-- Start DATA FOR THE TASK --
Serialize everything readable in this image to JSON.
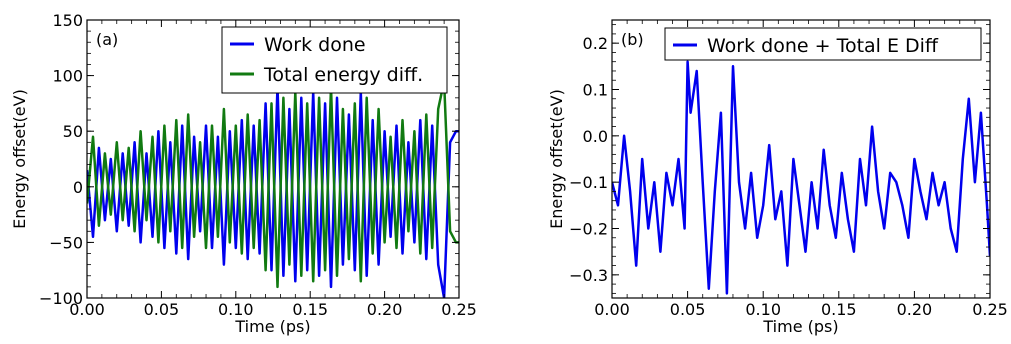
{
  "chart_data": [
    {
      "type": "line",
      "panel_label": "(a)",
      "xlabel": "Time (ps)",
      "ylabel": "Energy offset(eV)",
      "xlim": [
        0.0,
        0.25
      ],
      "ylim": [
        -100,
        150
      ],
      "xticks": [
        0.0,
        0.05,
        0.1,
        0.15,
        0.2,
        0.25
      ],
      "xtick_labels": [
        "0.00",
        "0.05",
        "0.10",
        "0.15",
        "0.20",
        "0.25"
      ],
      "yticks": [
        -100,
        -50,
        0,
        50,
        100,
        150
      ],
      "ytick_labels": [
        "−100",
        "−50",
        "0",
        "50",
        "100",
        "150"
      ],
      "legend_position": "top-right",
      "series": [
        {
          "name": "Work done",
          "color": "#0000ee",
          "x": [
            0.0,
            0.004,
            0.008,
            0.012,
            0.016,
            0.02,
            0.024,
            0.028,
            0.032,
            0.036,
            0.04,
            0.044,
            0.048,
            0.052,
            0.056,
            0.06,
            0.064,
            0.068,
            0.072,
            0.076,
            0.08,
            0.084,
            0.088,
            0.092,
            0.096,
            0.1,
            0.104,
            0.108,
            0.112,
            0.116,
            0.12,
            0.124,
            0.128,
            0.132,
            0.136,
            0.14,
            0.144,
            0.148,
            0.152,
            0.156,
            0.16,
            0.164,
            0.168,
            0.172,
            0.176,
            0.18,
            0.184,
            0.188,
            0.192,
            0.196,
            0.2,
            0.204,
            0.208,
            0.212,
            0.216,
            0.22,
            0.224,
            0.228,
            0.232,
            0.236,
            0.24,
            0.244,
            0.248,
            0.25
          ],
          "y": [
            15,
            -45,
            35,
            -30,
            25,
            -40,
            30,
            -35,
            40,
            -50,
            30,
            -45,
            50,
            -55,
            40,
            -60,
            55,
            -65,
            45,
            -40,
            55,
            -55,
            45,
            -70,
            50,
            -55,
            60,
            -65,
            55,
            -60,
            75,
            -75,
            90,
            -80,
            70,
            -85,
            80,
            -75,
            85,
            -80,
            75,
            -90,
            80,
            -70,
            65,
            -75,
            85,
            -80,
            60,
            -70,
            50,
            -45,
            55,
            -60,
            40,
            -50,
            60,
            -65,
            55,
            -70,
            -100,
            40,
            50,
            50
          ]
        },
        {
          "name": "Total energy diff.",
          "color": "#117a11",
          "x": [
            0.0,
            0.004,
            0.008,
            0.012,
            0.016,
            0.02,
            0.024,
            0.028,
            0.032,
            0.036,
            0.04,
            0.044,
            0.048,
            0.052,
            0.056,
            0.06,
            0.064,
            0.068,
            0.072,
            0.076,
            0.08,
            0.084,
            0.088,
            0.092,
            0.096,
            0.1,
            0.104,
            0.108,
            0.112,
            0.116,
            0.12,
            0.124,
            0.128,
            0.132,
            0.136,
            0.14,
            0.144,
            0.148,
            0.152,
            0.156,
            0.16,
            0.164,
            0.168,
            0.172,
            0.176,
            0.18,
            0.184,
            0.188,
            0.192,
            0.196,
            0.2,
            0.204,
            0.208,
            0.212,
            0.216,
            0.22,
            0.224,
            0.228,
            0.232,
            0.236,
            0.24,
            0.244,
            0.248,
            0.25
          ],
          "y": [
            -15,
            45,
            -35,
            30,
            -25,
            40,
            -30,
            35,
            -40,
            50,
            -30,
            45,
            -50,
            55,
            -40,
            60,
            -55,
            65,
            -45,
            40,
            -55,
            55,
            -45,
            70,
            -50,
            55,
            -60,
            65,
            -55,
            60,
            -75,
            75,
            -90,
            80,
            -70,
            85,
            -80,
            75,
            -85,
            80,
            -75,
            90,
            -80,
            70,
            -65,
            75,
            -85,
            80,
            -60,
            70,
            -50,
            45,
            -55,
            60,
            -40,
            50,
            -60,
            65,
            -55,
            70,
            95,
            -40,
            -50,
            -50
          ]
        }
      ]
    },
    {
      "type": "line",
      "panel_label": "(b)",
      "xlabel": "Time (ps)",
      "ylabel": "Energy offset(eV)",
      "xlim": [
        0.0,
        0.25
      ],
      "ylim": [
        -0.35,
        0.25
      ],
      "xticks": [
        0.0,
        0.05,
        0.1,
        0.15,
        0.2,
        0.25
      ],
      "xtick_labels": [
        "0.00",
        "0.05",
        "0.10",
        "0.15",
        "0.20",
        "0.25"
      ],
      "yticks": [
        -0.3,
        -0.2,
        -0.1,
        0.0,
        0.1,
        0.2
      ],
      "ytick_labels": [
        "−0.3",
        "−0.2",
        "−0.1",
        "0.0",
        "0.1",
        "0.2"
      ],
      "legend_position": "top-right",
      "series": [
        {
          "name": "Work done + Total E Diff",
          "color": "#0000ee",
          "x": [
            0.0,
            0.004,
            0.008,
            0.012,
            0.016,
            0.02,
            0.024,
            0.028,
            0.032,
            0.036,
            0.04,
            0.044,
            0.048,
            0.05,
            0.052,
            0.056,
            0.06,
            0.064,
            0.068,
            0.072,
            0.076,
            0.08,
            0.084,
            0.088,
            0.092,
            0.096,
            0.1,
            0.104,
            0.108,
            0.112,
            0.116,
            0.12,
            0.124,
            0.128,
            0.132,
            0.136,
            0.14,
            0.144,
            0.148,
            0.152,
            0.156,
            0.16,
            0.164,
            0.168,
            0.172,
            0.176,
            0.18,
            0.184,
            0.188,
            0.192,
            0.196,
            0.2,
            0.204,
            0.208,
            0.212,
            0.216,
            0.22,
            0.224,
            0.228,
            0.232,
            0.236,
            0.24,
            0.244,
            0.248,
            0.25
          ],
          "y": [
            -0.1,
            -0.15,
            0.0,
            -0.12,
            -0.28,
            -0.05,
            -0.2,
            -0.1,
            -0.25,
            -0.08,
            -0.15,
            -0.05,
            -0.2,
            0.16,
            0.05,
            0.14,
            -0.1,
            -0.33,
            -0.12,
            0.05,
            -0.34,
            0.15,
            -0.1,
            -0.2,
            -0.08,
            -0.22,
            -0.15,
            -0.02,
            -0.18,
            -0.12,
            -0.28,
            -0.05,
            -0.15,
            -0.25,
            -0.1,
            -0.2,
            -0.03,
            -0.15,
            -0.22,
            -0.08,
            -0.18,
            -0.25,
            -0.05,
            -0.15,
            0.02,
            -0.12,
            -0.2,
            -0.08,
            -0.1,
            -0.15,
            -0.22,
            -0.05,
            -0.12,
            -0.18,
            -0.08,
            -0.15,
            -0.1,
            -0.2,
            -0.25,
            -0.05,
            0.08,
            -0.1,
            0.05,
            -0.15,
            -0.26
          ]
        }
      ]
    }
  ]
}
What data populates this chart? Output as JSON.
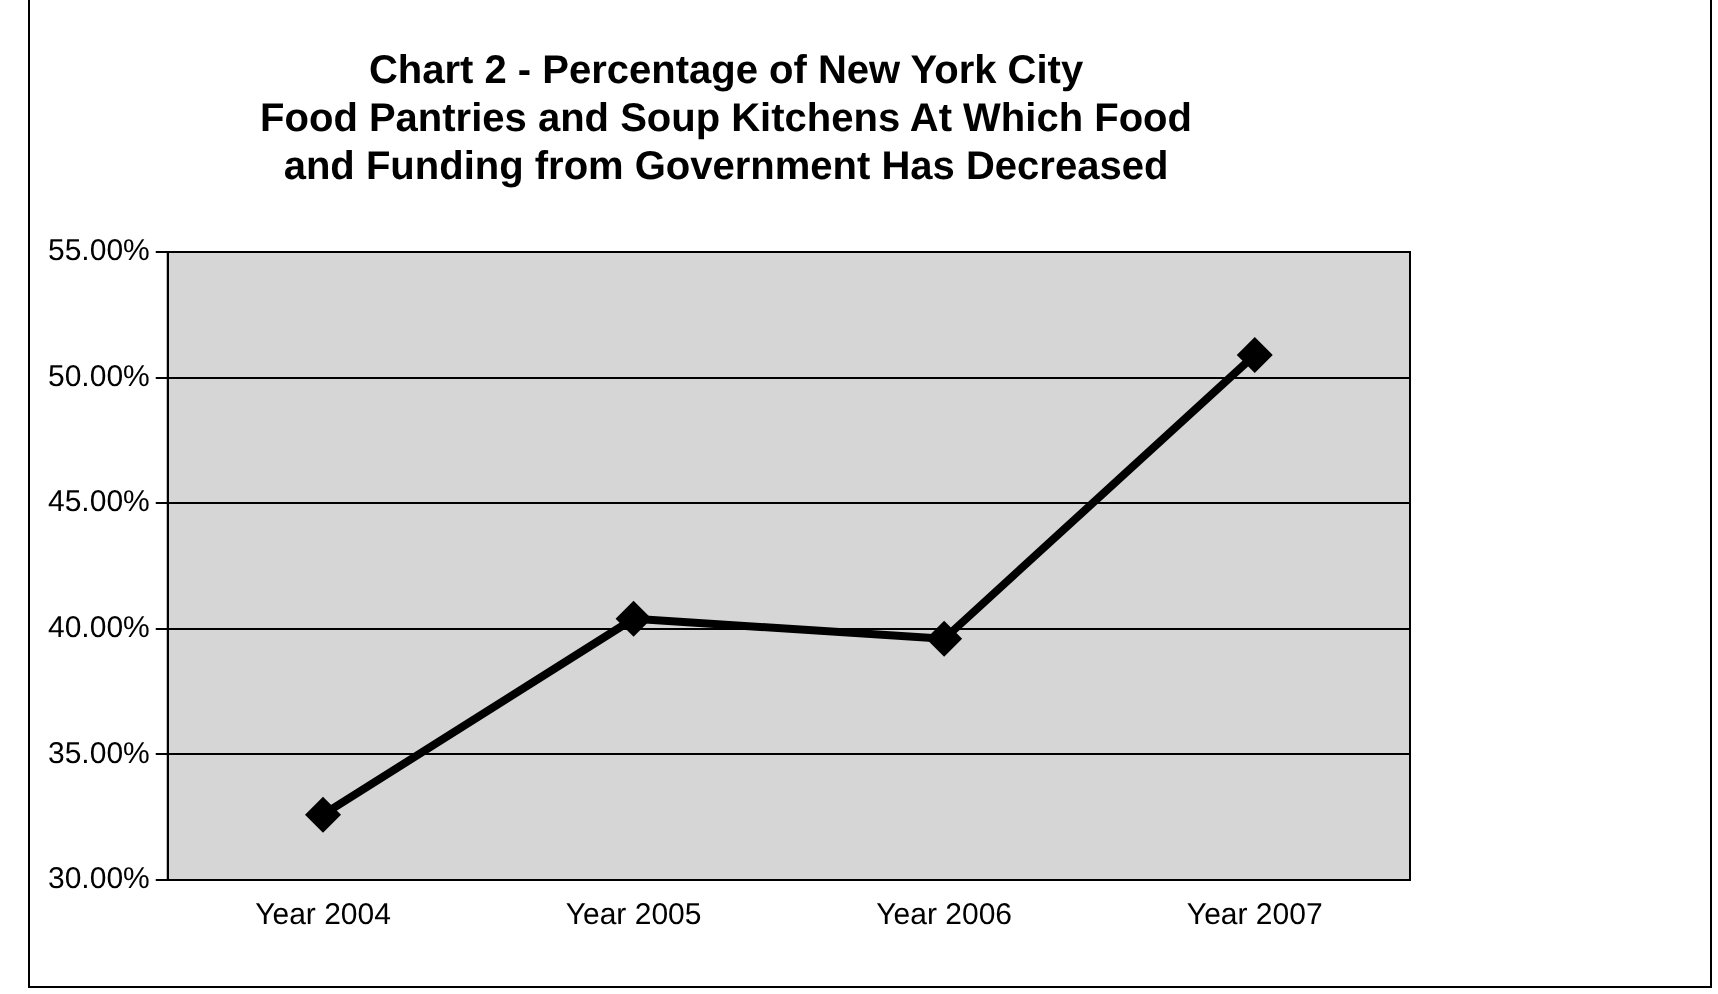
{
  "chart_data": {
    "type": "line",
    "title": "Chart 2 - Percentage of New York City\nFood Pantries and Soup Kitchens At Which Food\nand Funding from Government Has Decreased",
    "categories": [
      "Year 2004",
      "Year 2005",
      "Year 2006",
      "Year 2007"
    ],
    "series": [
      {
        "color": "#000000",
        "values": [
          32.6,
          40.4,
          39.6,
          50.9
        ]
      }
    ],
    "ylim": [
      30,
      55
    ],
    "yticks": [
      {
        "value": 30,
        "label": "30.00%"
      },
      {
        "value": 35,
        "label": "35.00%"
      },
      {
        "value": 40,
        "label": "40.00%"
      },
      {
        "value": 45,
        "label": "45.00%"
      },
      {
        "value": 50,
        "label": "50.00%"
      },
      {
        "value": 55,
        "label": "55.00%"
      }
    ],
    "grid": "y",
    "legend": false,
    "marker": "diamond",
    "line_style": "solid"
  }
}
-- End DATA FOR THE TASK --
### GIVEN INSTRUCTION
In the entries above, identify each line that includes the string "color", then copy it.

### RESULT OF THIS TASK
          "color": "#0000ee",
          "color": "#117a11",
          "color": "#0000ee",
        "color": "#000000",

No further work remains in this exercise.